LISTED RECORDS -
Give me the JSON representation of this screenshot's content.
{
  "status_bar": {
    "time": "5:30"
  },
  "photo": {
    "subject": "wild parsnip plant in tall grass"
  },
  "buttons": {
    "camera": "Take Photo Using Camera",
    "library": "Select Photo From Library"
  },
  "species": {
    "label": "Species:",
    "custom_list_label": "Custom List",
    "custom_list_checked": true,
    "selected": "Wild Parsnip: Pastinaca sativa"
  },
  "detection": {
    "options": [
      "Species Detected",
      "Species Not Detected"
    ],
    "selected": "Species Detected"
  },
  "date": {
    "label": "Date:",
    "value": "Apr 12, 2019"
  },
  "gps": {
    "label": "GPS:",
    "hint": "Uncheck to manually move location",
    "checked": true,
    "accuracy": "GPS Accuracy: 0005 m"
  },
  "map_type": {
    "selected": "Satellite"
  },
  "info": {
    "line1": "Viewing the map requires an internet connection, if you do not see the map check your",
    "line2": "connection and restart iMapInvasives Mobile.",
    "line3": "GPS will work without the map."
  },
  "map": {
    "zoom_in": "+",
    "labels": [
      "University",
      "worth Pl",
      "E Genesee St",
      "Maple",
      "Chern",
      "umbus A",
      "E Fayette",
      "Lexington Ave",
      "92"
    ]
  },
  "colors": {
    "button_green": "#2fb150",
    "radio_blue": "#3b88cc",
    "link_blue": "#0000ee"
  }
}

WORK TO COMPLETE - Reproduce all the data precisely, word for word.

ANSWER FOR THE TASK -
Give me the JSON representation of this screenshot's content.
{
  "status_bar": {
    "time": "5:30"
  },
  "photo": {
    "subject": "wild parsnip plant in tall grass"
  },
  "buttons": {
    "camera": "Take Photo Using Camera",
    "library": "Select Photo From Library"
  },
  "species": {
    "label": "Species:",
    "custom_list_label": "Custom List",
    "custom_list_checked": true,
    "selected": "Wild Parsnip: Pastinaca sativa"
  },
  "detection": {
    "options": [
      "Species Detected",
      "Species Not Detected"
    ],
    "selected": "Species Detected"
  },
  "date": {
    "label": "Date:",
    "value": "Apr 12, 2019"
  },
  "gps": {
    "label": "GPS:",
    "hint": "Uncheck to manually move location",
    "checked": true,
    "accuracy": "GPS Accuracy: 0005 m"
  },
  "map_type": {
    "selected": "Satellite"
  },
  "info": {
    "line1": "Viewing the map requires an internet connection, if you do not see the map check your",
    "line2": "connection and restart iMapInvasives Mobile.",
    "line3": "GPS will work without the map."
  },
  "map": {
    "zoom_in": "+",
    "labels": [
      "University",
      "worth Pl",
      "E Genesee St",
      "Maple",
      "Chern",
      "umbus A",
      "E Fayette",
      "Lexington Ave",
      "92"
    ]
  },
  "colors": {
    "button_green": "#2fb150",
    "radio_blue": "#3b88cc",
    "link_blue": "#0000ee"
  }
}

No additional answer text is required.